### Instructions to follow:
Write only the number of lines holding the string "this".

### Information shown:
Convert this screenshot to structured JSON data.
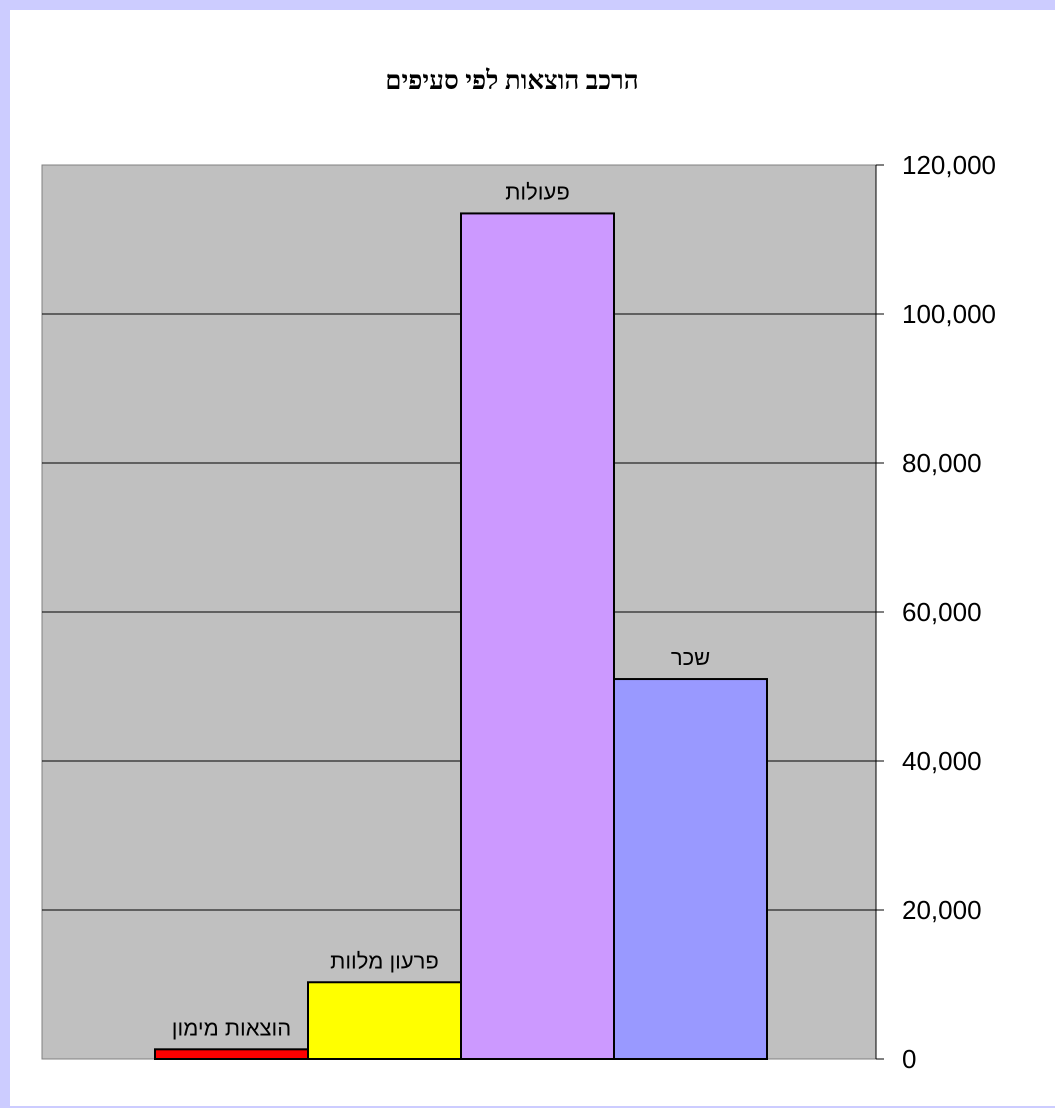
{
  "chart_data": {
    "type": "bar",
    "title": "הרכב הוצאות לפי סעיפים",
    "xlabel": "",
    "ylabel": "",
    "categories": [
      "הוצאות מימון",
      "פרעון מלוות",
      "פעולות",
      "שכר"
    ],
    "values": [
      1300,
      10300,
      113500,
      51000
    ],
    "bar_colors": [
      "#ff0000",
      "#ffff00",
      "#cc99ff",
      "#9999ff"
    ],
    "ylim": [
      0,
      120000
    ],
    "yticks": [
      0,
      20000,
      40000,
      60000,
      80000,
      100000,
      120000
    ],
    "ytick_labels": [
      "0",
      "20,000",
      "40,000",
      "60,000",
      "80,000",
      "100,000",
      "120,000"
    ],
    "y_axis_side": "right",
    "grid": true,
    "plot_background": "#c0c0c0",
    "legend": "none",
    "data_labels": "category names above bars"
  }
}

* * *

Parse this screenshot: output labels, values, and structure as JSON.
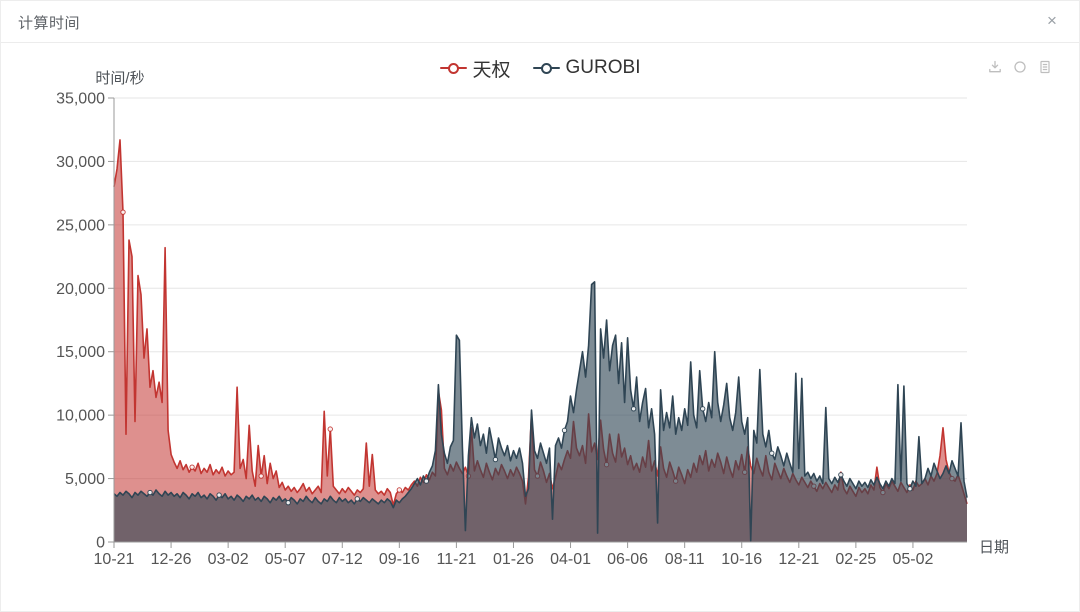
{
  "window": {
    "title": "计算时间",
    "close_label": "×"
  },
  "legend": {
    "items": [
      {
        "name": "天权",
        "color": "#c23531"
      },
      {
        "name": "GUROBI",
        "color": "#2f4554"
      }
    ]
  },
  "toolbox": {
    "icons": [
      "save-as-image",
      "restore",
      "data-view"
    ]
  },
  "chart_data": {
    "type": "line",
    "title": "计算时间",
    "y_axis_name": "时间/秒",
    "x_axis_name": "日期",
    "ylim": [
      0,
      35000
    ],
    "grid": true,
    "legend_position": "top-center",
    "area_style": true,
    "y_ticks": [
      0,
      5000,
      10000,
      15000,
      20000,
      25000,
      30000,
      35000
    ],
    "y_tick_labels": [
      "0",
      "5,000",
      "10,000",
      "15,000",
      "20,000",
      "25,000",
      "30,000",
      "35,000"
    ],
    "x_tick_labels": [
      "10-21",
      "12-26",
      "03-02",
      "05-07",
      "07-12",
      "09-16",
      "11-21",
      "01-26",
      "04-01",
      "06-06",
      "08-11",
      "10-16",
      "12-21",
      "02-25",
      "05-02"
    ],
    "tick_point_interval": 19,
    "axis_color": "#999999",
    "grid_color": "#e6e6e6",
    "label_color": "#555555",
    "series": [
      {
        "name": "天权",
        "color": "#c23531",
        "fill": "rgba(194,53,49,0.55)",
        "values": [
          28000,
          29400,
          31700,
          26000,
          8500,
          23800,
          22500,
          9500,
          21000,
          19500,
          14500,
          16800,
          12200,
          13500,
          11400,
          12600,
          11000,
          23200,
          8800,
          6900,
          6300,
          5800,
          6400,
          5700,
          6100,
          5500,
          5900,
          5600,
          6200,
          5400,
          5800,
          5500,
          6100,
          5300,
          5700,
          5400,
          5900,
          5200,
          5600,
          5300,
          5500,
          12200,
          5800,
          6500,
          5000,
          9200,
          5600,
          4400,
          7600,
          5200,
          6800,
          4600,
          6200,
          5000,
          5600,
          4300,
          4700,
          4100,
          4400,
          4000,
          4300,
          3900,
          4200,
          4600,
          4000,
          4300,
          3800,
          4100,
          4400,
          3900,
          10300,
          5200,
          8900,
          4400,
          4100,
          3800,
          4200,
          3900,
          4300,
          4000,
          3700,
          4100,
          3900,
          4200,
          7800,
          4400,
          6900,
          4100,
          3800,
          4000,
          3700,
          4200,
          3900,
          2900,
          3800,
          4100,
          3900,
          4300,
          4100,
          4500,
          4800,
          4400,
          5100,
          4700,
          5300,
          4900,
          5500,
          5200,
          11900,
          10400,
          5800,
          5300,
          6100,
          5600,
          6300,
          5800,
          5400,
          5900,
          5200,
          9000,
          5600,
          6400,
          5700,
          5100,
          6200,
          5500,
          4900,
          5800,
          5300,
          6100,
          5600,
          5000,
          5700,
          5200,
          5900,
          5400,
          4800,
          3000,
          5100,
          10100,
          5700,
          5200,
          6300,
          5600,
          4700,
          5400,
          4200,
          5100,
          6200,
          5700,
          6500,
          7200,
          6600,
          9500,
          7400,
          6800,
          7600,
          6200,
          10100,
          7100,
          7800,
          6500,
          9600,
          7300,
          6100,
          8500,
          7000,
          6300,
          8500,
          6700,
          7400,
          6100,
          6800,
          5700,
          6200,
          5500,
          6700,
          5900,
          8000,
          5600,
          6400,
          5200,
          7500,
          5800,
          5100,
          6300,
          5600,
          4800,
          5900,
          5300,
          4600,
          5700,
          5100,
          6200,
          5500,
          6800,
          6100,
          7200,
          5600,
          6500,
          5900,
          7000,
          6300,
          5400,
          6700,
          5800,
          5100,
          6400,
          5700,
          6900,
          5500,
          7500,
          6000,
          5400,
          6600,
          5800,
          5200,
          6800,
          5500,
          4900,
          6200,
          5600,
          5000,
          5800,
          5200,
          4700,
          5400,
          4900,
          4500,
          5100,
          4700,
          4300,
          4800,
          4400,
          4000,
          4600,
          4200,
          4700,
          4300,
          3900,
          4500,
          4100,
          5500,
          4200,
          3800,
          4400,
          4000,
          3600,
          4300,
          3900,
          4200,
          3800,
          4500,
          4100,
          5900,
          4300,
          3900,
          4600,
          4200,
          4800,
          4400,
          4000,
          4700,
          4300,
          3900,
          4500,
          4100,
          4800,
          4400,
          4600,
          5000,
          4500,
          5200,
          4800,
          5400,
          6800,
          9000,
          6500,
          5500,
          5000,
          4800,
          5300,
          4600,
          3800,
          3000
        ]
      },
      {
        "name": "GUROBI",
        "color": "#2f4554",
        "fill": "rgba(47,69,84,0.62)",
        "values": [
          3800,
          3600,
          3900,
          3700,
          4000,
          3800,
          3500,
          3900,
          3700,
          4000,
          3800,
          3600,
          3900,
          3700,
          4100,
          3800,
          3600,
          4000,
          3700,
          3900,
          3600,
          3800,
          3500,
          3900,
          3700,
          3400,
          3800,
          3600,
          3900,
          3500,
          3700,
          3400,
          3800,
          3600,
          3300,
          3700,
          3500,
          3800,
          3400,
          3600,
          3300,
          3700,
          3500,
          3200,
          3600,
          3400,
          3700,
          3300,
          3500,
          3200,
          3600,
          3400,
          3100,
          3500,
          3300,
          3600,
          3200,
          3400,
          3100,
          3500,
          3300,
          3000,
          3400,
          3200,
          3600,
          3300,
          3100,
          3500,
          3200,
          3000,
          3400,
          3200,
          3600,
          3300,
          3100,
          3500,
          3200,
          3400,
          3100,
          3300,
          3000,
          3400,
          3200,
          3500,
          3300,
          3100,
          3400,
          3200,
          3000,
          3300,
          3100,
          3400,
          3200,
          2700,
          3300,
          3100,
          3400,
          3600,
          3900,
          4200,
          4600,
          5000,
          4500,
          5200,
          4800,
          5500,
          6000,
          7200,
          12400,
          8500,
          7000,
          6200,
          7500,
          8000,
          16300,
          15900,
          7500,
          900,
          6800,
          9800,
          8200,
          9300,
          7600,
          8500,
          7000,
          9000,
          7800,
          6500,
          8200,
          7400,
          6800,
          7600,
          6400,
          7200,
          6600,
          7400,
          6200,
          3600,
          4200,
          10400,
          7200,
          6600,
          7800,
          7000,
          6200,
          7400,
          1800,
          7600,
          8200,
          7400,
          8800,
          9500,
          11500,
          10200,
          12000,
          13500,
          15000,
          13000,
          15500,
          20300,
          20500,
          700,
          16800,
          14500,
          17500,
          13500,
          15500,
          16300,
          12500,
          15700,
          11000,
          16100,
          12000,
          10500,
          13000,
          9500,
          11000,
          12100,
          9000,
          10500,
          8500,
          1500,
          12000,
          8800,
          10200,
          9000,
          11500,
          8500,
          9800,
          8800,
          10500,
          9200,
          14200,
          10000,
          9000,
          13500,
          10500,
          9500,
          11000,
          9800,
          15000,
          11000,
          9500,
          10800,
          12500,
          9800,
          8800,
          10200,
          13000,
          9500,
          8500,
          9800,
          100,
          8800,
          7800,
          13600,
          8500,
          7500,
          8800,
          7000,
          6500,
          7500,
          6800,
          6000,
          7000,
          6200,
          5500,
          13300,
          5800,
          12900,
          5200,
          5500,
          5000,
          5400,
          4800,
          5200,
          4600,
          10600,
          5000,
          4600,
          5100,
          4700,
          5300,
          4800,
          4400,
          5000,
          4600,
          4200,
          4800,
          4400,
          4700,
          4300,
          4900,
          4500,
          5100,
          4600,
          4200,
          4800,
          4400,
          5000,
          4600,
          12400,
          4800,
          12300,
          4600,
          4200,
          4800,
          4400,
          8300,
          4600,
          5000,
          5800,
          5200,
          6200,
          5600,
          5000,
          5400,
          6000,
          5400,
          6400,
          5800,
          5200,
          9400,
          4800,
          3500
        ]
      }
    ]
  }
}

### Correct response:
2